━━━━━ Record list ━━━━━
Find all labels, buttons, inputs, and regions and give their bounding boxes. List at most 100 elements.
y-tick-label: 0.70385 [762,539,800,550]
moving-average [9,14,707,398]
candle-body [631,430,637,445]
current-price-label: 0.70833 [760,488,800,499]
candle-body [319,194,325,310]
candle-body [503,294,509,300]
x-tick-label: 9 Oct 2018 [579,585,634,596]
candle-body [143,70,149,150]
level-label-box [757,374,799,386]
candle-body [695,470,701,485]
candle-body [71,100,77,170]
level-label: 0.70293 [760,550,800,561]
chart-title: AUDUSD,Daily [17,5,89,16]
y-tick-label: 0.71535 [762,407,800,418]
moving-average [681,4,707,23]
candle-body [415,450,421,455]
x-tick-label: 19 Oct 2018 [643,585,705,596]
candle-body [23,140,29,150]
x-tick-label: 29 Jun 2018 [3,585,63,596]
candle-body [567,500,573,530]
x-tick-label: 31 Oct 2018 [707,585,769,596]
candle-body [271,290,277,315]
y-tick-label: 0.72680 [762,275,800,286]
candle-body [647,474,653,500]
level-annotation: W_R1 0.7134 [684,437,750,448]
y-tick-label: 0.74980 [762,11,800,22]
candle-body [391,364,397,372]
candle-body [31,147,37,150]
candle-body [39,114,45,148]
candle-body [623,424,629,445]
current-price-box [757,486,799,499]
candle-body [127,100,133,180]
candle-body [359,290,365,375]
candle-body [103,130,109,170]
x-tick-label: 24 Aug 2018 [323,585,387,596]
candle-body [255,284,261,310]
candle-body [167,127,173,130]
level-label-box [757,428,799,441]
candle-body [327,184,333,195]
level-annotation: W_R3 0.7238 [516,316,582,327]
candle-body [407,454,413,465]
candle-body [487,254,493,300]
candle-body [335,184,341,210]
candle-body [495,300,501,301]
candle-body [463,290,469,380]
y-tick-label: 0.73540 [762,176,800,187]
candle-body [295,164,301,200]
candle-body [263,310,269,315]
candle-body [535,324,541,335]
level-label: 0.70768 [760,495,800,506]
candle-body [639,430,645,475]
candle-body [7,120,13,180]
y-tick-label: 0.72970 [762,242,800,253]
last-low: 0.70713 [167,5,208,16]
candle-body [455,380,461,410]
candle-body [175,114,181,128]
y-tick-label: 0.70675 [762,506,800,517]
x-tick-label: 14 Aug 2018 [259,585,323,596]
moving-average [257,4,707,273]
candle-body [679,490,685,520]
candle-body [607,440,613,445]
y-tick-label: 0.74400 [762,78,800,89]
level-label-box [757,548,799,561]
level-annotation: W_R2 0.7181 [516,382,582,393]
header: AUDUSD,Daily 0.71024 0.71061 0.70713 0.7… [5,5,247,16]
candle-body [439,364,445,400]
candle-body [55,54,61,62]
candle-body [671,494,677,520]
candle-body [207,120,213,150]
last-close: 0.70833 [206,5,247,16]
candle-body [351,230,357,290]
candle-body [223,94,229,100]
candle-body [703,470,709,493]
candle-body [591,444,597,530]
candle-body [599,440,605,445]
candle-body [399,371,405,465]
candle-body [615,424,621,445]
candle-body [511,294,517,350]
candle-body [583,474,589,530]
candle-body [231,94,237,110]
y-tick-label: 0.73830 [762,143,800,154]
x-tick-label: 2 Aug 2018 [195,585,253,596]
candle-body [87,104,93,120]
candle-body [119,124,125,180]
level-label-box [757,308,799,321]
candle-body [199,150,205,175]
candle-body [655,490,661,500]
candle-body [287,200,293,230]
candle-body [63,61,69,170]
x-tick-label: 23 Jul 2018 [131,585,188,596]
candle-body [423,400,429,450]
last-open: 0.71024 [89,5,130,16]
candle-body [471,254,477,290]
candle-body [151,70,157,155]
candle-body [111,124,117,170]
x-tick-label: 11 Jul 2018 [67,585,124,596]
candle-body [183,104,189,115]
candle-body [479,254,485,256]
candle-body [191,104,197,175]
━━━━━
• _Written exercise_:
Reproduce all of the entries above line for line, without changing a single character.

• _Result of this exercise_:
Find all labels, buttons, inputs, and regions and give their bounding boxes. List at most 100 elements.
y-tick-label: 0.70385 [762,539,800,550]
moving-average [9,14,707,398]
candle-body [631,430,637,445]
current-price-label: 0.70833 [760,488,800,499]
candle-body [319,194,325,310]
candle-body [503,294,509,300]
x-tick-label: 9 Oct 2018 [579,585,634,596]
candle-body [143,70,149,150]
level-label-box [757,374,799,386]
candle-body [695,470,701,485]
candle-body [71,100,77,170]
level-label: 0.70293 [760,550,800,561]
chart-title: AUDUSD,Daily [17,5,89,16]
y-tick-label: 0.71535 [762,407,800,418]
moving-average [681,4,707,23]
candle-body [415,450,421,455]
x-tick-label: 19 Oct 2018 [643,585,705,596]
candle-body [23,140,29,150]
x-tick-label: 29 Jun 2018 [3,585,63,596]
candle-body [567,500,573,530]
x-tick-label: 31 Oct 2018 [707,585,769,596]
candle-body [271,290,277,315]
y-tick-label: 0.72680 [762,275,800,286]
candle-body [647,474,653,500]
level-annotation: W_R1 0.7134 [684,437,750,448]
y-tick-label: 0.74980 [762,11,800,22]
candle-body [391,364,397,372]
candle-body [31,147,37,150]
candle-body [39,114,45,148]
candle-body [623,424,629,445]
current-price-box [757,486,799,499]
candle-body [127,100,133,180]
candle-body [359,290,365,375]
candle-body [103,130,109,170]
x-tick-label: 24 Aug 2018 [323,585,387,596]
candle-body [255,284,261,310]
candle-body [167,127,173,130]
level-label-box [757,428,799,441]
candle-body [327,184,333,195]
level-annotation: W_R3 0.7238 [516,316,582,327]
candle-body [407,454,413,465]
candle-body [487,254,493,300]
candle-body [335,184,341,210]
candle-body [495,300,501,301]
candle-body [463,290,469,380]
y-tick-label: 0.73540 [762,176,800,187]
candle-body [295,164,301,200]
candle-body [263,310,269,315]
candle-body [535,324,541,335]
level-label: 0.70768 [760,495,800,506]
candle-body [639,430,645,475]
candle-body [7,120,13,180]
y-tick-label: 0.72970 [762,242,800,253]
last-low: 0.70713 [167,5,208,16]
candle-body [455,380,461,410]
candle-body [175,114,181,128]
y-tick-label: 0.70675 [762,506,800,517]
x-tick-label: 14 Aug 2018 [259,585,323,596]
moving-average [257,4,707,273]
candle-body [679,490,685,520]
candle-body [607,440,613,445]
y-tick-label: 0.74400 [762,78,800,89]
level-label-box [757,548,799,561]
level-annotation: W_R2 0.7181 [516,382,582,393]
header: AUDUSD,Daily 0.71024 0.71061 0.70713 0.7… [5,5,247,16]
candle-body [439,364,445,400]
candle-body [55,54,61,62]
candle-body [671,494,677,520]
candle-body [207,120,213,150]
last-close: 0.70833 [206,5,247,16]
candle-body [351,230,357,290]
candle-body [223,94,229,100]
candle-body [703,470,709,493]
candle-body [591,444,597,530]
candle-body [599,440,605,445]
candle-body [399,371,405,465]
candle-body [615,424,621,445]
candle-body [511,294,517,350]
candle-body [583,474,589,530]
candle-body [231,94,237,110]
y-tick-label: 0.73830 [762,143,800,154]
x-tick-label: 2 Aug 2018 [195,585,253,596]
candle-body [87,104,93,120]
candle-body [119,124,125,180]
level-label-box [757,308,799,321]
candle-body [199,150,205,175]
candle-body [655,490,661,500]
candle-body [287,200,293,230]
candle-body [63,61,69,170]
x-tick-label: 23 Jul 2018 [131,585,188,596]
candle-body [423,400,429,450]
last-open: 0.71024 [89,5,130,16]
candle-body [471,254,477,290]
candle-body [151,70,157,155]
candle-body [111,124,117,170]
x-tick-label: 11 Jul 2018 [67,585,124,596]
candle-body [183,104,189,115]
candle-body [479,254,485,256]
candle-body [191,104,197,175]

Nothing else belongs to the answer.